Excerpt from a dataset
<<<<
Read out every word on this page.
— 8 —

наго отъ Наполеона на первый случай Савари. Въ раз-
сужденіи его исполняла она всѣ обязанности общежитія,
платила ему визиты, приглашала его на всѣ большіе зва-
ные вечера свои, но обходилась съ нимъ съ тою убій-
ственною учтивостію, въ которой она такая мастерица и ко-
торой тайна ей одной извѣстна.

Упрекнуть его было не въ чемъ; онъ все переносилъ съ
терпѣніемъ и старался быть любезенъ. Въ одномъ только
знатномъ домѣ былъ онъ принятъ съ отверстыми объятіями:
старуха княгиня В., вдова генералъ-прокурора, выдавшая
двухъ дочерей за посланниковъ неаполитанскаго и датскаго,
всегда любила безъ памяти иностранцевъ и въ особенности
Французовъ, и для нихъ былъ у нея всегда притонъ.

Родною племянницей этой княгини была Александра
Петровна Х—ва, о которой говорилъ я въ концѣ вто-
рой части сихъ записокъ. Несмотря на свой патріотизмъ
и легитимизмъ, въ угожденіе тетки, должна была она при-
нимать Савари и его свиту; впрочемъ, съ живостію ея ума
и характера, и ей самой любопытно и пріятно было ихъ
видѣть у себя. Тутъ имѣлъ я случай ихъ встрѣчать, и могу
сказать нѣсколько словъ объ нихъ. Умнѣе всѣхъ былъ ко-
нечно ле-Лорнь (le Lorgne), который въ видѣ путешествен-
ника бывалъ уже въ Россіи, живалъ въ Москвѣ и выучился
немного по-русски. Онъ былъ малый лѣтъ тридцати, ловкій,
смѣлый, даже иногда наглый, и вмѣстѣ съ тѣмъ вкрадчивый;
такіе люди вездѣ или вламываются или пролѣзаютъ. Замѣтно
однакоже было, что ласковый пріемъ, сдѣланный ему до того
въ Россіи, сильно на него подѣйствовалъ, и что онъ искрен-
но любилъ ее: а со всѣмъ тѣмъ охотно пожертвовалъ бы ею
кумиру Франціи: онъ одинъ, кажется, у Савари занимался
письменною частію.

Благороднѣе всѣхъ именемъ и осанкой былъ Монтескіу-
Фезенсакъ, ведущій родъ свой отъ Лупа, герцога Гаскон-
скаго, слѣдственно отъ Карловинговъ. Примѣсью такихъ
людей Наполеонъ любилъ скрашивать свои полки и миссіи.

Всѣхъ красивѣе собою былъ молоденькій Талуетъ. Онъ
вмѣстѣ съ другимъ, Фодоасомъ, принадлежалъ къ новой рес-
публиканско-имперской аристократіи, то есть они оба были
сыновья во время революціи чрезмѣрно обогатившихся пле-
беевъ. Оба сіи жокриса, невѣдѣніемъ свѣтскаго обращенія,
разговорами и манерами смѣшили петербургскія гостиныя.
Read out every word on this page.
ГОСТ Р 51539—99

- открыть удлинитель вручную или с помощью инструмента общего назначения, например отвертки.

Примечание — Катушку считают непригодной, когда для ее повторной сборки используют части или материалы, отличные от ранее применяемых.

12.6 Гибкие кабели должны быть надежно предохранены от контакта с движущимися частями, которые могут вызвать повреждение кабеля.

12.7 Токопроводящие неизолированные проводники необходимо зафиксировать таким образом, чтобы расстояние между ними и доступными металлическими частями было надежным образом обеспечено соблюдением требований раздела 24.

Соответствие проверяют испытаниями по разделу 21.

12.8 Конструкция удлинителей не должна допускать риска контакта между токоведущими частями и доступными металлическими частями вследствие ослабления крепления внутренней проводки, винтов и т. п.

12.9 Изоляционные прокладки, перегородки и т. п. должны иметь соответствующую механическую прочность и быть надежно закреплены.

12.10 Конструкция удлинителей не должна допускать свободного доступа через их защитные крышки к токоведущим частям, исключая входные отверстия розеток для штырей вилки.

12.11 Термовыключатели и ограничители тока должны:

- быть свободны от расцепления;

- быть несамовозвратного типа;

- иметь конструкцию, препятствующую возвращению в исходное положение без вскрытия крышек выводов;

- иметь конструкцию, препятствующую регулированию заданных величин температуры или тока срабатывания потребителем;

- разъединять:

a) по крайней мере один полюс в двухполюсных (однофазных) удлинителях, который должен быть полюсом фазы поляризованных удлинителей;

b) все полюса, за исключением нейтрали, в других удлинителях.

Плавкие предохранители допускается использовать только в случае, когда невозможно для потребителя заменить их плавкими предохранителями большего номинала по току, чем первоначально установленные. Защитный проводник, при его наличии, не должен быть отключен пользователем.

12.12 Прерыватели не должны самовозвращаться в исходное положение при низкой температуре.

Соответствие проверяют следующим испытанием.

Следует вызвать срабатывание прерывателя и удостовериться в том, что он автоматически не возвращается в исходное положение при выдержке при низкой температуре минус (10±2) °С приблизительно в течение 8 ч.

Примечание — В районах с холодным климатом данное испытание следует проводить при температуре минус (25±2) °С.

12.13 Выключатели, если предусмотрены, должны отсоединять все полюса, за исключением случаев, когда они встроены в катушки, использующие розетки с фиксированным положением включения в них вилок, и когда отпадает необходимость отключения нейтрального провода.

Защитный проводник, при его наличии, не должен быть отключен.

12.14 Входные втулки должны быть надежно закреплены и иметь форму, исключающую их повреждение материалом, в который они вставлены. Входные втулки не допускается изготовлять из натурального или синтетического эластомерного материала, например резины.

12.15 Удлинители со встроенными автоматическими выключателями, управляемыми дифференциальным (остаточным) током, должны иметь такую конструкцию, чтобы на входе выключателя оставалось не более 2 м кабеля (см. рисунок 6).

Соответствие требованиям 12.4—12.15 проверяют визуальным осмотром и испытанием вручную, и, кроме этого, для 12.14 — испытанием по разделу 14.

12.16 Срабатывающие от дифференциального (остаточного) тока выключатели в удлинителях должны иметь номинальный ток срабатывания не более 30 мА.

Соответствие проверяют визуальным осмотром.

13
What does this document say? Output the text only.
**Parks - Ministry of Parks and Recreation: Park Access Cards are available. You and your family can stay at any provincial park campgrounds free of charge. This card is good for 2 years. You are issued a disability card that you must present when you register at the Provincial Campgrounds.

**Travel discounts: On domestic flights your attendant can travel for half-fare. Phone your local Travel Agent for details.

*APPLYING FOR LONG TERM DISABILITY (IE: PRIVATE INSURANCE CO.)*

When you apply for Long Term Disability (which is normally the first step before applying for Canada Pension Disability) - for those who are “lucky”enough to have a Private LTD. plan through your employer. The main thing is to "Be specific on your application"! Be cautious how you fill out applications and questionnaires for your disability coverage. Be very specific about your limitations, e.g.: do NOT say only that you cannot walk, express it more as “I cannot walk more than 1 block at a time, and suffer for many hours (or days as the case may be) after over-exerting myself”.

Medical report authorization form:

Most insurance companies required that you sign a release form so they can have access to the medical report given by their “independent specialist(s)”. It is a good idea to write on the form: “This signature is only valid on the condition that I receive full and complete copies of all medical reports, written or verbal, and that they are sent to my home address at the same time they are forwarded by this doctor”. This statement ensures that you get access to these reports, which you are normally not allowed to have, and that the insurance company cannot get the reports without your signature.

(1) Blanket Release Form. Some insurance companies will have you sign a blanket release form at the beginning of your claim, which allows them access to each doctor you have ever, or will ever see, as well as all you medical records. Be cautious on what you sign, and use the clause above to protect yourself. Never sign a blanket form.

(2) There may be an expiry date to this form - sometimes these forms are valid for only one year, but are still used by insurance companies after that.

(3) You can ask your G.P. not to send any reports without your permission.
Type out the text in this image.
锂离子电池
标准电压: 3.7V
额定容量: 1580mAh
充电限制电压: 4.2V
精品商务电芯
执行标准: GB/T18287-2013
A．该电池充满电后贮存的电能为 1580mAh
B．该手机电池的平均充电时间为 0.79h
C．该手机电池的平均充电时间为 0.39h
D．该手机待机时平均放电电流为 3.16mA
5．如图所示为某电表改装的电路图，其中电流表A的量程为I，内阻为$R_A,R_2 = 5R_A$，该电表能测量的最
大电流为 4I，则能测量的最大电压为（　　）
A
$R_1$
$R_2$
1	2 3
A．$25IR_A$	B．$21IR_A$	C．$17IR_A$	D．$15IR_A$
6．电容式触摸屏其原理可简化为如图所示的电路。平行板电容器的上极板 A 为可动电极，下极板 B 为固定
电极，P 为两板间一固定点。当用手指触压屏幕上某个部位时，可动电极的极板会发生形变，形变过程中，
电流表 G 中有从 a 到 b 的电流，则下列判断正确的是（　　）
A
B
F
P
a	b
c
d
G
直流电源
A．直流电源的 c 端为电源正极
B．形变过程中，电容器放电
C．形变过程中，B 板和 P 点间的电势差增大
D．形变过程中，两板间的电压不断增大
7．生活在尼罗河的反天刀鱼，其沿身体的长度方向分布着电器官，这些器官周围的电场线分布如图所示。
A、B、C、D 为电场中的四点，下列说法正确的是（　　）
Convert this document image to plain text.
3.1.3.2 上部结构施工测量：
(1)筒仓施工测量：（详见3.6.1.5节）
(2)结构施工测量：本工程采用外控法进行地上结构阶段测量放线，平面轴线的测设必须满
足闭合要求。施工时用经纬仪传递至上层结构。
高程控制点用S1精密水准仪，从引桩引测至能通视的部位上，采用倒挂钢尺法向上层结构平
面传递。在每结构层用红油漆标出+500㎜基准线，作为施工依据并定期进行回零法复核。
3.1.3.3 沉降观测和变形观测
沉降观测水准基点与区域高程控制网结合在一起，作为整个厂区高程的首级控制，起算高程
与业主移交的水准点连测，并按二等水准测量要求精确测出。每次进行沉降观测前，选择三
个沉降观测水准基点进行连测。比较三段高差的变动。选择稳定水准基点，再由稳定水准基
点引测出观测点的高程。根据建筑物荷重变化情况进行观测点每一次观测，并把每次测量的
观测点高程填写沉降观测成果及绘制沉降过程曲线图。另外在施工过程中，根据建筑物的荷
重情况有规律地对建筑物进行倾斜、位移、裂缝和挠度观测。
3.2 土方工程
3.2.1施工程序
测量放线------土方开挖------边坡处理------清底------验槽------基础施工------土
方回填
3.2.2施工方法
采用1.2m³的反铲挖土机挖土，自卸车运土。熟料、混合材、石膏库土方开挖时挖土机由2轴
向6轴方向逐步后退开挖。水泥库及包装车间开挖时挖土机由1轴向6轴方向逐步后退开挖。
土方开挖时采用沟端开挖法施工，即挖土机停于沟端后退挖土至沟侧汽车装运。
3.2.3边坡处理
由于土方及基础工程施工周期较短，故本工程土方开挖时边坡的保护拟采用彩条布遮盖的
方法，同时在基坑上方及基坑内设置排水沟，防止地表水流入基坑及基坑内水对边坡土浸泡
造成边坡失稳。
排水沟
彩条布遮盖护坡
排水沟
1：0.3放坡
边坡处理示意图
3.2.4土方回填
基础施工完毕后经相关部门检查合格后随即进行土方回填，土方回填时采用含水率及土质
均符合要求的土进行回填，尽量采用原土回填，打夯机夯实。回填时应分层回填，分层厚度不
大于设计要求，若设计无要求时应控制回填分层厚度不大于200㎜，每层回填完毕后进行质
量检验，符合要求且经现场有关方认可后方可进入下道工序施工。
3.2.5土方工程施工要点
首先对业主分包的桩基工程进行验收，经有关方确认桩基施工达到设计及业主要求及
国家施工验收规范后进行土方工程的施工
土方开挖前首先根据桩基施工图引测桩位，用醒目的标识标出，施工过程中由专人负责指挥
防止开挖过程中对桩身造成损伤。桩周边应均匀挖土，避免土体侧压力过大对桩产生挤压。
>>>>
* [INSTRUCTIONS TO FOLLOW]
Go through the material line by line. Show each line that contains the string "Россіи".

* [RESPONSE]
ника бывалъ уже въ Россіи, живалъ въ Москвѣ и выучился
въ Россіи, сильно на него подѣйствовалъ, и что онъ искрен-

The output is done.